▶ [WHAT YOU NEED TO DO]: Transcribe the whole listing below without changing a word, but leave out every image.

▶ [DATA LINES]:

————

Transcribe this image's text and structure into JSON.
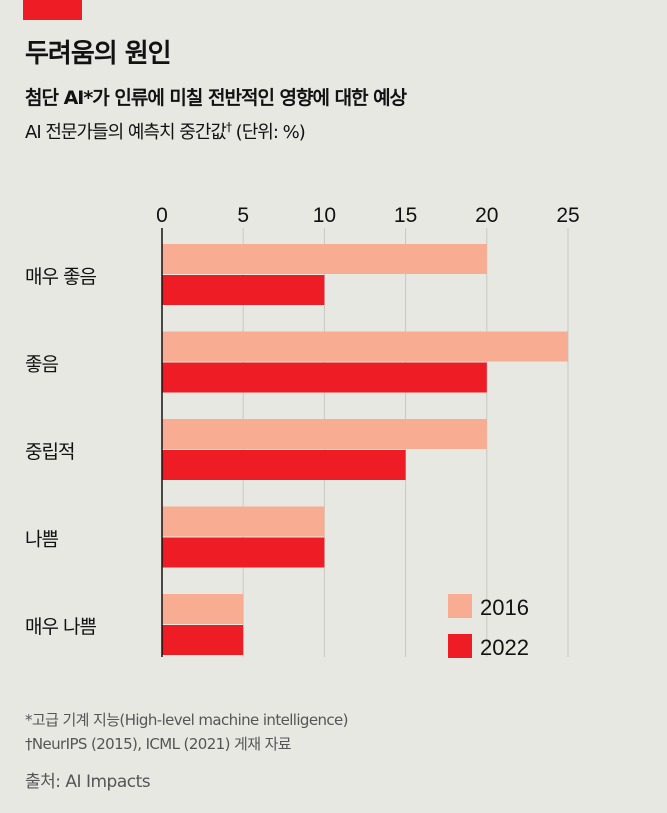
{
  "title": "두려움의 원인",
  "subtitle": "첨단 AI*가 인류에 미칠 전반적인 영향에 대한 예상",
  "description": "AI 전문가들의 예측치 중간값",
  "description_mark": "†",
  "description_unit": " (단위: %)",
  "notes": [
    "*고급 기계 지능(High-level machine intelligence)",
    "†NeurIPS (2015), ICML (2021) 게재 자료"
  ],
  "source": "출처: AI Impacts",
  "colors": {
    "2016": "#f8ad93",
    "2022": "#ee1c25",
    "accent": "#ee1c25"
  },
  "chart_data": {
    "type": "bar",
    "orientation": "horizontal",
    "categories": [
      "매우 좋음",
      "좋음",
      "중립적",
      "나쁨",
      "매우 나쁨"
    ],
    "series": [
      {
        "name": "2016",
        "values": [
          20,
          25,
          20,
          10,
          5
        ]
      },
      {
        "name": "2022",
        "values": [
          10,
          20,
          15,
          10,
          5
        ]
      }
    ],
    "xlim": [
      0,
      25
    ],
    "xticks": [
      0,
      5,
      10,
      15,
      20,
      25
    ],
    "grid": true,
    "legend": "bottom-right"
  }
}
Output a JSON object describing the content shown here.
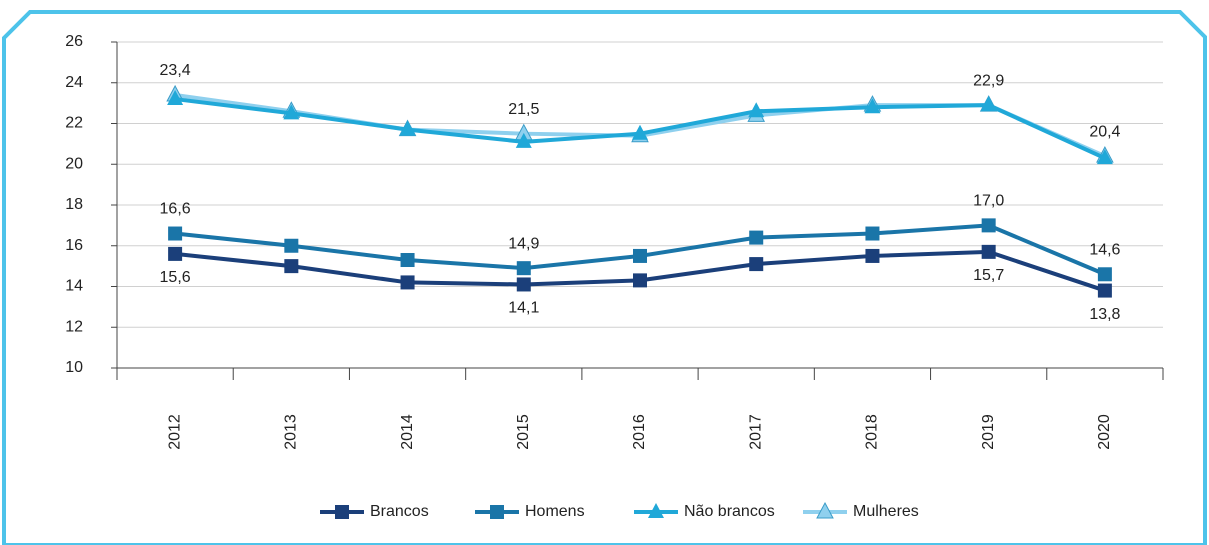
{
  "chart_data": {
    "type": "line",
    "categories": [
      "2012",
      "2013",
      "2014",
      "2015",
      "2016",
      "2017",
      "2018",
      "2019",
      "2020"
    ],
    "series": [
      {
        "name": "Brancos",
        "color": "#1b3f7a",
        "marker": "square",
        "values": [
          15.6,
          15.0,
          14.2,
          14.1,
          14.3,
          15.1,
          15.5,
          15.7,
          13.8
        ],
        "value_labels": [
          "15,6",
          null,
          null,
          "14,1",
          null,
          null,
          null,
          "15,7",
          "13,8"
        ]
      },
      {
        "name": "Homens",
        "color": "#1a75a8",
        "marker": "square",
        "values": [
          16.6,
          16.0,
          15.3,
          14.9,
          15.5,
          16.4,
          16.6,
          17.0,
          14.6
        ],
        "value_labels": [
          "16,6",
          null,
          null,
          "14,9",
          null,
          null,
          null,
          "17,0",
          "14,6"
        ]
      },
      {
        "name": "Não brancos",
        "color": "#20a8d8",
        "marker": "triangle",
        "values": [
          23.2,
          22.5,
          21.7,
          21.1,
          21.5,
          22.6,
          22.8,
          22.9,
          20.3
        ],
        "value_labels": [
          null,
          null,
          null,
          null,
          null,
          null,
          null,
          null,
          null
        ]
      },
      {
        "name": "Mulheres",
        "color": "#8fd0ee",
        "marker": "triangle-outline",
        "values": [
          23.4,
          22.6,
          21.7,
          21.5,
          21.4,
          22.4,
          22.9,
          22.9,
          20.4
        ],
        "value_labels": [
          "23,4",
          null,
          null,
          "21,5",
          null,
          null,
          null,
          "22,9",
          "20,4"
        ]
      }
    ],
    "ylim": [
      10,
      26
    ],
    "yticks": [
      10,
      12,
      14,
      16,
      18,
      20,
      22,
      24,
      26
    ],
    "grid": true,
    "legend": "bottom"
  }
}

————

▶ [RESULT OF THE TASK]:
Transcribe this image's text and structure into JSON.
{
  "title": "두려움의 원인",
  "subtitle": "첨단 AI*가 인류에 미칠 전반적인 영향에 대한 예상",
  "description": "AI 전문가들의 예측치 중간값",
  "description_mark": "†",
  "description_unit": " (단위: %)",
  "notes": [
    "*고급 기계 지능(High-level machine intelligence)",
    "†NeurIPS (2015), ICML (2021) 게재 자료"
  ],
  "source": "출처: AI Impacts",
  "colors": {
    "2016": "#f8ad93",
    "2022": "#ee1c25",
    "accent": "#ee1c25"
  },
  "chart_data": {
    "type": "bar",
    "orientation": "horizontal",
    "categories": [
      "매우 좋음",
      "좋음",
      "중립적",
      "나쁨",
      "매우 나쁨"
    ],
    "series": [
      {
        "name": "2016",
        "values": [
          20,
          25,
          20,
          10,
          5
        ]
      },
      {
        "name": "2022",
        "values": [
          10,
          20,
          15,
          10,
          5
        ]
      }
    ],
    "xlim": [
      0,
      25
    ],
    "xticks": [
      0,
      5,
      10,
      15,
      20,
      25
    ],
    "grid": true,
    "legend": "bottom-right"
  }
}
Output a JSON object describing the content shown here.
{
  "chart_data": {
    "type": "line",
    "categories": [
      "2012",
      "2013",
      "2014",
      "2015",
      "2016",
      "2017",
      "2018",
      "2019",
      "2020"
    ],
    "series": [
      {
        "name": "Brancos",
        "color": "#1b3f7a",
        "marker": "square",
        "values": [
          15.6,
          15.0,
          14.2,
          14.1,
          14.3,
          15.1,
          15.5,
          15.7,
          13.8
        ],
        "value_labels": [
          "15,6",
          null,
          null,
          "14,1",
          null,
          null,
          null,
          "15,7",
          "13,8"
        ]
      },
      {
        "name": "Homens",
        "color": "#1a75a8",
        "marker": "square",
        "values": [
          16.6,
          16.0,
          15.3,
          14.9,
          15.5,
          16.4,
          16.6,
          17.0,
          14.6
        ],
        "value_labels": [
          "16,6",
          null,
          null,
          "14,9",
          null,
          null,
          null,
          "17,0",
          "14,6"
        ]
      },
      {
        "name": "Não brancos",
        "color": "#20a8d8",
        "marker": "triangle",
        "values": [
          23.2,
          22.5,
          21.7,
          21.1,
          21.5,
          22.6,
          22.8,
          22.9,
          20.3
        ],
        "value_labels": [
          null,
          null,
          null,
          null,
          null,
          null,
          null,
          null,
          null
        ]
      },
      {
        "name": "Mulheres",
        "color": "#8fd0ee",
        "marker": "triangle-outline",
        "values": [
          23.4,
          22.6,
          21.7,
          21.5,
          21.4,
          22.4,
          22.9,
          22.9,
          20.4
        ],
        "value_labels": [
          "23,4",
          null,
          null,
          "21,5",
          null,
          null,
          null,
          "22,9",
          "20,4"
        ]
      }
    ],
    "ylim": [
      10,
      26
    ],
    "yticks": [
      10,
      12,
      14,
      16,
      18,
      20,
      22,
      24,
      26
    ],
    "grid": true,
    "legend": "bottom"
  }
}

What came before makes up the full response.